[Stated exercise]
Every record should be written out exactly, please.

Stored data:
####
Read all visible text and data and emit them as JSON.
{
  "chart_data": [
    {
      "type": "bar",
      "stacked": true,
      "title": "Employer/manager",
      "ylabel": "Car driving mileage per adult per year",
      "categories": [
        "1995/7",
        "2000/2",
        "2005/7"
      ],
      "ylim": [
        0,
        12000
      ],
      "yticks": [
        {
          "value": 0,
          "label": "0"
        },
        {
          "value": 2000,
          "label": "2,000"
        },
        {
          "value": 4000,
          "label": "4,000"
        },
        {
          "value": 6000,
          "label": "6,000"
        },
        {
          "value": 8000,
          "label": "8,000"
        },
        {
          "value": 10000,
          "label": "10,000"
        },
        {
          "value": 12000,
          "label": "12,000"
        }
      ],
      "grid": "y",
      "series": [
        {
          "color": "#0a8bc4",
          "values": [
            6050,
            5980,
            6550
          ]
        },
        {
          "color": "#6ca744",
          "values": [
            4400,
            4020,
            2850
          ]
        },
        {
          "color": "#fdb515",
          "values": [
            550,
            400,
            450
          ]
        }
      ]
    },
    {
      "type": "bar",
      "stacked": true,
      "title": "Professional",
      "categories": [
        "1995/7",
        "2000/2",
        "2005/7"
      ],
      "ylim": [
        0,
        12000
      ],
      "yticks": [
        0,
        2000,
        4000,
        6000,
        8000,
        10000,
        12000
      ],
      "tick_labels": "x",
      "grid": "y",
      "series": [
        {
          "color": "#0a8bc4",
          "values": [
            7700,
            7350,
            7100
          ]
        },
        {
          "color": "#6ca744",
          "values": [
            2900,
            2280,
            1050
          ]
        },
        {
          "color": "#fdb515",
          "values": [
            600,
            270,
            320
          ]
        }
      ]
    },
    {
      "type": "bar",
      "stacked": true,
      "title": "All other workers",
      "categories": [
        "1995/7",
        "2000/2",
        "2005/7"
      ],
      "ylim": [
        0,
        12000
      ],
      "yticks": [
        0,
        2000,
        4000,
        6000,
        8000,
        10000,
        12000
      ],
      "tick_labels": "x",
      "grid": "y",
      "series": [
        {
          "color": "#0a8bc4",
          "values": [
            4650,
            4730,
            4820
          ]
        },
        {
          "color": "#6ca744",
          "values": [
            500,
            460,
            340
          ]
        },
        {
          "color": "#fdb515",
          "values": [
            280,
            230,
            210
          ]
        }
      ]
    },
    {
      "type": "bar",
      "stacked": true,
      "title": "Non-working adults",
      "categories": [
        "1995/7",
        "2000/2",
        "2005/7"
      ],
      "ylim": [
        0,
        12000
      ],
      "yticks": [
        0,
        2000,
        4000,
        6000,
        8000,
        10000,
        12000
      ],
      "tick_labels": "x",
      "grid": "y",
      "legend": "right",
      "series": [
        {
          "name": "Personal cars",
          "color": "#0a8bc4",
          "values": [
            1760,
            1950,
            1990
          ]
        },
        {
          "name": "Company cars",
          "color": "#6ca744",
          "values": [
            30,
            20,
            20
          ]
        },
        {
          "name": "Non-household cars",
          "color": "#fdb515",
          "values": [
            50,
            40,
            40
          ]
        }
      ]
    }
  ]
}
####
[Solved exercise]
Read all visible text and data and emit them as JSON.
{
  "chart_data": [
    {
      "type": "bar",
      "stacked": true,
      "title": "Employer/manager",
      "ylabel": "Car driving mileage per adult per year",
      "categories": [
        "1995/7",
        "2000/2",
        "2005/7"
      ],
      "ylim": [
        0,
        12000
      ],
      "yticks": [
        {
          "value": 0,
          "label": "0"
        },
        {
          "value": 2000,
          "label": "2,000"
        },
        {
          "value": 4000,
          "label": "4,000"
        },
        {
          "value": 6000,
          "label": "6,000"
        },
        {
          "value": 8000,
          "label": "8,000"
        },
        {
          "value": 10000,
          "label": "10,000"
        },
        {
          "value": 12000,
          "label": "12,000"
        }
      ],
      "grid": "y",
      "series": [
        {
          "color": "#0a8bc4",
          "values": [
            6050,
            5980,
            6550
          ]
        },
        {
          "color": "#6ca744",
          "values": [
            4400,
            4020,
            2850
          ]
        },
        {
          "color": "#fdb515",
          "values": [
            550,
            400,
            450
          ]
        }
      ]
    },
    {
      "type": "bar",
      "stacked": true,
      "title": "Professional",
      "categories": [
        "1995/7",
        "2000/2",
        "2005/7"
      ],
      "ylim": [
        0,
        12000
      ],
      "yticks": [
        0,
        2000,
        4000,
        6000,
        8000,
        10000,
        12000
      ],
      "tick_labels": "x",
      "grid": "y",
      "series": [
        {
          "color": "#0a8bc4",
          "values": [
            7700,
            7350,
            7100
          ]
        },
        {
          "color": "#6ca744",
          "values": [
            2900,
            2280,
            1050
          ]
        },
        {
          "color": "#fdb515",
          "values": [
            600,
            270,
            320
          ]
        }
      ]
    },
    {
      "type": "bar",
      "stacked": true,
      "title": "All other workers",
      "categories": [
        "1995/7",
        "2000/2",
        "2005/7"
      ],
      "ylim": [
        0,
        12000
      ],
      "yticks": [
        0,
        2000,
        4000,
        6000,
        8000,
        10000,
        12000
      ],
      "tick_labels": "x",
      "grid": "y",
      "series": [
        {
          "color": "#0a8bc4",
          "values": [
            4650,
            4730,
            4820
          ]
        },
        {
          "color": "#6ca744",
          "values": [
            500,
            460,
            340
          ]
        },
        {
          "color": "#fdb515",
          "values": [
            280,
            230,
            210
          ]
        }
      ]
    },
    {
      "type": "bar",
      "stacked": true,
      "title": "Non-working adults",
      "categories": [
        "1995/7",
        "2000/2",
        "2005/7"
      ],
      "ylim": [
        0,
        12000
      ],
      "yticks": [
        0,
        2000,
        4000,
        6000,
        8000,
        10000,
        12000
      ],
      "tick_labels": "x",
      "grid": "y",
      "legend": "right",
      "series": [
        {
          "name": "Personal cars",
          "color": "#0a8bc4",
          "values": [
            1760,
            1950,
            1990
          ]
        },
        {
          "name": "Company cars",
          "color": "#6ca744",
          "values": [
            30,
            20,
            20
          ]
        },
        {
          "name": "Non-household cars",
          "color": "#fdb515",
          "values": [
            50,
            40,
            40
          ]
        }
      ]
    }
  ]
}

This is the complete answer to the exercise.